:: Material for this task ::

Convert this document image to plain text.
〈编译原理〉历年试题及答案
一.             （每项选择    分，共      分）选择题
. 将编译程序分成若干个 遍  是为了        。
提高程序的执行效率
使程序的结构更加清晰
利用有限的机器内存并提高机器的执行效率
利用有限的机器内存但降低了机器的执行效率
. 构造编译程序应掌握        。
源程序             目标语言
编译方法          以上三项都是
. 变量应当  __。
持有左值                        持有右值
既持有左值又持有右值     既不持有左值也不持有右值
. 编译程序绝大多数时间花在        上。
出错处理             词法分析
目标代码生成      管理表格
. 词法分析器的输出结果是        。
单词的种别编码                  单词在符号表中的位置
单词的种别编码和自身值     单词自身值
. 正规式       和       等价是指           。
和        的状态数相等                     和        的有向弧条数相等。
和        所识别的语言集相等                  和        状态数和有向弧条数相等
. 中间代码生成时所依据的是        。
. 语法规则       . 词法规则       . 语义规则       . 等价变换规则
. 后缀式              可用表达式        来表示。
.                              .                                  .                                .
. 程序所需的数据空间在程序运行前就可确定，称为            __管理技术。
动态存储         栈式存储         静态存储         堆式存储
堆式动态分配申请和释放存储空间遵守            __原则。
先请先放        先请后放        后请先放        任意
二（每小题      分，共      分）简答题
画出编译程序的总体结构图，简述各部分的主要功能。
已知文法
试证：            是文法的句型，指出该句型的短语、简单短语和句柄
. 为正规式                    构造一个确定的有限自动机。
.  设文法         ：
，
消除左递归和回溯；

:::

Reproduce every line of the material above exactly.

__Result for this task__.
Convert this document image to plain text.
〈编译原理〉历年试题及答案
一.             （每项选择    分，共      分）选择题
. 将编译程序分成若干个 遍  是为了        。
提高程序的执行效率
使程序的结构更加清晰
利用有限的机器内存并提高机器的执行效率
利用有限的机器内存但降低了机器的执行效率
. 构造编译程序应掌握        。
源程序             目标语言
编译方法          以上三项都是
. 变量应当  __。
持有左值                        持有右值
既持有左值又持有右值     既不持有左值也不持有右值
. 编译程序绝大多数时间花在        上。
出错处理             词法分析
目标代码生成      管理表格
. 词法分析器的输出结果是        。
单词的种别编码                  单词在符号表中的位置
单词的种别编码和自身值     单词自身值
. 正规式       和       等价是指           。
和        的状态数相等                     和        的有向弧条数相等。
和        所识别的语言集相等                  和        状态数和有向弧条数相等
. 中间代码生成时所依据的是        。
. 语法规则       . 词法规则       . 语义规则       . 等价变换规则
. 后缀式              可用表达式        来表示。
.                              .                                  .                                .
. 程序所需的数据空间在程序运行前就可确定，称为            __管理技术。
动态存储         栈式存储         静态存储         堆式存储
堆式动态分配申请和释放存储空间遵守            __原则。
先请先放        先请后放        后请先放        任意
二（每小题      分，共      分）简答题
画出编译程序的总体结构图，简述各部分的主要功能。
已知文法
试证：            是文法的句型，指出该句型的短语、简单短语和句柄
. 为正规式                    构造一个确定的有限自动机。
.  设文法         ：
，
消除左递归和回溯；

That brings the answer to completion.